## Problem requirements
Will you output the entries below exactly, skipping every image they contain?

## Extracted material
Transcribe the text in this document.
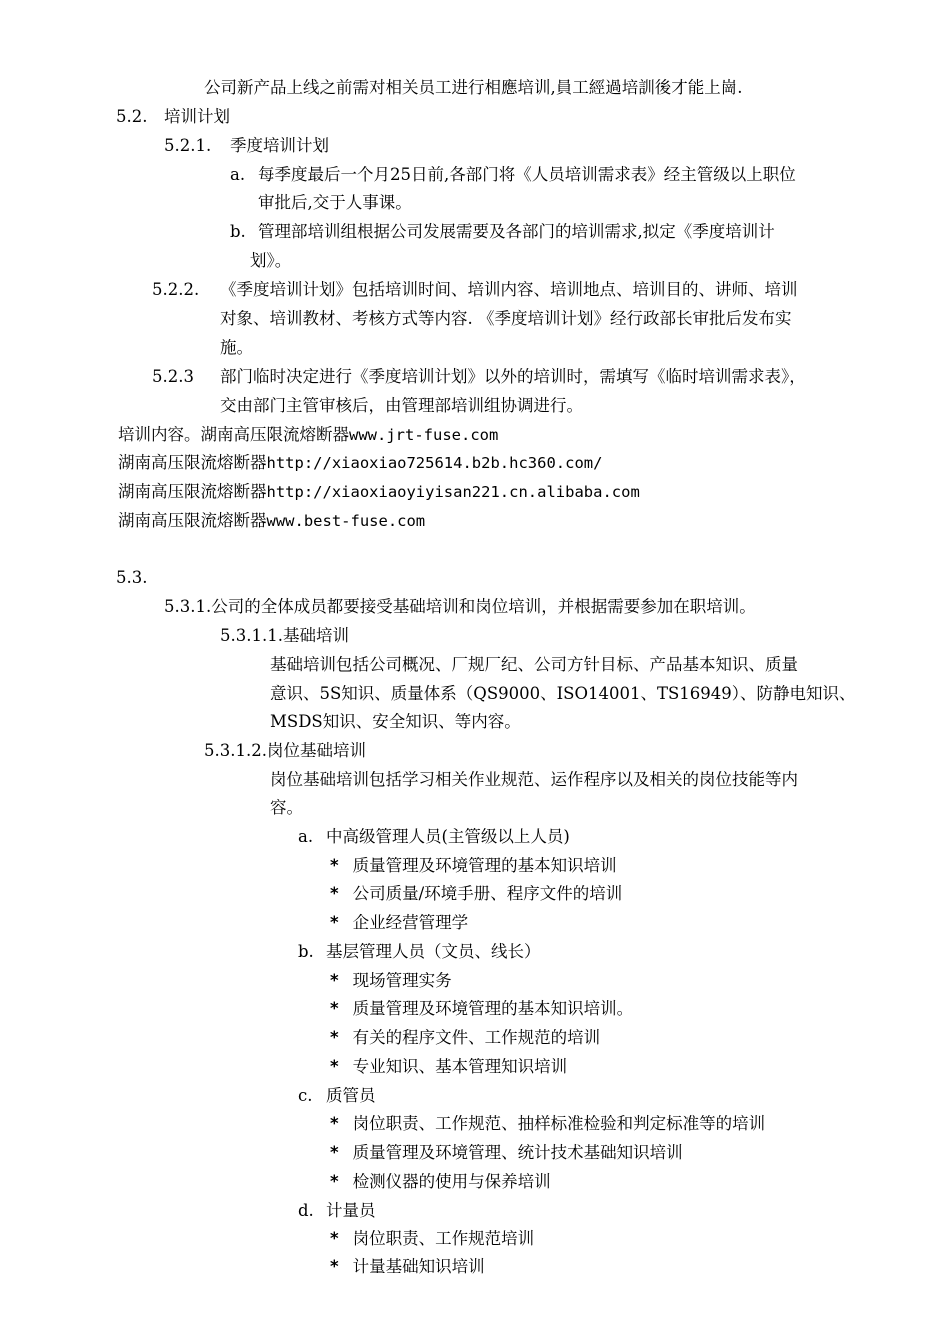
公司新产品上线之前需对相关员工进行相應培训,員工經過培訓後才能上崗.
5.2. 培训计划
5.2.1. 季度培训计划
a. 每季度最后一个月25日前,各部门将《人员培训需求表》经主管级以上职位
审批后,交于人事课。
b. 管理部培训组根据公司发展需要及各部门的培训需求,拟定《季度培训计
划》。
5.2.2. 《季度培训计划》包括培训时间、培训内容、培训地点、培训目的、讲师、培训
对象、培训教材、考核方式等内容. 《季度培训计划》经行政部长审批后发布实
施。
5.2.3 部门临时决定进行《季度培训计划》以外的培训时，需填写《临时培训需求表》，
交由部门主管审核后，由管理部培训组协调进行。
培训内容。湖南高压限流熔断器www.jrt-fuse.com
湖南高压限流熔断器http://xiaoxiao725614.b2b.hc360.com/
湖南高压限流熔断器http://xiaoxiaoyiyisan221.cn.alibaba.com
湖南高压限流熔断器www.best-fuse.com
5.3.
5.3.1.公司的全体成员都要接受基础培训和岗位培训，并根据需要参加在职培训。
5.3.1.1.基础培训
基础培训包括公司概况、厂规厂纪、公司方针目标、产品基本知识、质量
意识、5S知识、质量体系（QS9000、ISO14001、TS16949）、防静电知识、
MSDS知识、安全知识、等内容。
5.3.1.2.岗位基础培训
岗位基础培训包括学习相关作业规范、运作程序以及相关的岗位技能等内
容。
a. 中高级管理人员(主管级以上人员)
* 质量管理及环境管理的基本知识培训
* 公司质量/环境手册、程序文件的培训
* 企业经营管理学
b. 基层管理人员（文员、线长）
* 现场管理实务
* 质量管理及环境管理的基本知识培训。
* 有关的程序文件、工作规范的培训
* 专业知识、基本管理知识培训
c. 质管员
* 岗位职责、工作规范、抽样标准检验和判定标准等的培训
* 质量管理及环境管理、统计技术基础知识培训
* 检测仪器的使用与保养培训
d. 计量员
* 岗位职责、工作规范培训
* 计量基础知识培训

## Solution to this task
Transcribe the text in this document.
公司新产品上线之前需对相关员工进行相應培训,員工經過培訓後才能上崗.
5.2. 培训计划
5.2.1. 季度培训计划
a. 每季度最后一个月25日前,各部门将《人员培训需求表》经主管级以上职位
审批后,交于人事课。
b. 管理部培训组根据公司发展需要及各部门的培训需求,拟定《季度培训计
划》。
5.2.2. 《季度培训计划》包括培训时间、培训内容、培训地点、培训目的、讲师、培训
对象、培训教材、考核方式等内容. 《季度培训计划》经行政部长审批后发布实
施。
5.2.3 部门临时决定进行《季度培训计划》以外的培训时，需填写《临时培训需求表》，
交由部门主管审核后，由管理部培训组协调进行。
培训内容。湖南高压限流熔断器www.jrt-fuse.com
湖南高压限流熔断器http://xiaoxiao725614.b2b.hc360.com/
湖南高压限流熔断器http://xiaoxiaoyiyisan221.cn.alibaba.com
湖南高压限流熔断器www.best-fuse.com
5.3.
5.3.1.公司的全体成员都要接受基础培训和岗位培训，并根据需要参加在职培训。
5.3.1.1.基础培训
基础培训包括公司概况、厂规厂纪、公司方针目标、产品基本知识、质量
意识、5S知识、质量体系（QS9000、ISO14001、TS16949）、防静电知识、
MSDS知识、安全知识、等内容。
5.3.1.2.岗位基础培训
岗位基础培训包括学习相关作业规范、运作程序以及相关的岗位技能等内
容。
a. 中高级管理人员(主管级以上人员)
* 质量管理及环境管理的基本知识培训
* 公司质量/环境手册、程序文件的培训
* 企业经营管理学
b. 基层管理人员（文员、线长）
* 现场管理实务
* 质量管理及环境管理的基本知识培训。
* 有关的程序文件、工作规范的培训
* 专业知识、基本管理知识培训
c. 质管员
* 岗位职责、工作规范、抽样标准检验和判定标准等的培训
* 质量管理及环境管理、统计技术基础知识培训
* 检测仪器的使用与保养培训
d. 计量员
* 岗位职责、工作规范培训
* 计量基础知识培训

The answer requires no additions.